▶ **Description of the task**
Extract every entry word for word. Skip the pictures.
***** Provided data *****
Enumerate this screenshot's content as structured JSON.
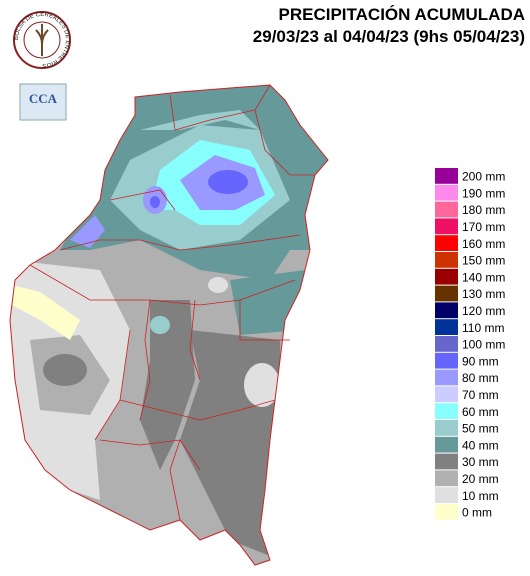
{
  "header": {
    "title": "PRECIPITACIÓN ACUMULADA",
    "subtitle": "29/03/23 al 04/04/23 (9hs 05/04/23)"
  },
  "logo": {
    "ring_text": "BOLSA DE CEREALES DE ENTRE RIOS",
    "badge": "CCA"
  },
  "legend": {
    "items": [
      {
        "label": "200 mm",
        "color": "#990099"
      },
      {
        "label": "190 mm",
        "color": "#ff88ee"
      },
      {
        "label": "180 mm",
        "color": "#ff6699"
      },
      {
        "label": "170 mm",
        "color": "#ee1166"
      },
      {
        "label": "160 mm",
        "color": "#ff0000"
      },
      {
        "label": "150 mm",
        "color": "#cc3300"
      },
      {
        "label": "140 mm",
        "color": "#990000"
      },
      {
        "label": "130 mm",
        "color": "#663300"
      },
      {
        "label": "120 mm",
        "color": "#000066"
      },
      {
        "label": "110 mm",
        "color": "#003399"
      },
      {
        "label": "100 mm",
        "color": "#6666cc"
      },
      {
        "label": "90 mm",
        "color": "#6666ff"
      },
      {
        "label": "80 mm",
        "color": "#9999ff"
      },
      {
        "label": "70 mm",
        "color": "#ccccff"
      },
      {
        "label": "60 mm",
        "color": "#88ffff"
      },
      {
        "label": "50 mm",
        "color": "#99cccc"
      },
      {
        "label": "40 mm",
        "color": "#669999"
      },
      {
        "label": "30 mm",
        "color": "#808080"
      },
      {
        "label": "20 mm",
        "color": "#b0b0b0"
      },
      {
        "label": "10 mm",
        "color": "#e0e0e0"
      },
      {
        "label": "0 mm",
        "color": "#ffffcc"
      }
    ]
  }
}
*****
▶ **Right answer**
Enumerate this screenshot's content as structured JSON.
{
  "header": {
    "title": "PRECIPITACIÓN ACUMULADA",
    "subtitle": "29/03/23 al 04/04/23 (9hs 05/04/23)"
  },
  "logo": {
    "ring_text": "BOLSA DE CEREALES DE ENTRE RIOS",
    "badge": "CCA"
  },
  "legend": {
    "items": [
      {
        "label": "200 mm",
        "color": "#990099"
      },
      {
        "label": "190 mm",
        "color": "#ff88ee"
      },
      {
        "label": "180 mm",
        "color": "#ff6699"
      },
      {
        "label": "170 mm",
        "color": "#ee1166"
      },
      {
        "label": "160 mm",
        "color": "#ff0000"
      },
      {
        "label": "150 mm",
        "color": "#cc3300"
      },
      {
        "label": "140 mm",
        "color": "#990000"
      },
      {
        "label": "130 mm",
        "color": "#663300"
      },
      {
        "label": "120 mm",
        "color": "#000066"
      },
      {
        "label": "110 mm",
        "color": "#003399"
      },
      {
        "label": "100 mm",
        "color": "#6666cc"
      },
      {
        "label": "90 mm",
        "color": "#6666ff"
      },
      {
        "label": "80 mm",
        "color": "#9999ff"
      },
      {
        "label": "70 mm",
        "color": "#ccccff"
      },
      {
        "label": "60 mm",
        "color": "#88ffff"
      },
      {
        "label": "50 mm",
        "color": "#99cccc"
      },
      {
        "label": "40 mm",
        "color": "#669999"
      },
      {
        "label": "30 mm",
        "color": "#808080"
      },
      {
        "label": "20 mm",
        "color": "#b0b0b0"
      },
      {
        "label": "10 mm",
        "color": "#e0e0e0"
      },
      {
        "label": "0 mm",
        "color": "#ffffcc"
      }
    ]
  }
}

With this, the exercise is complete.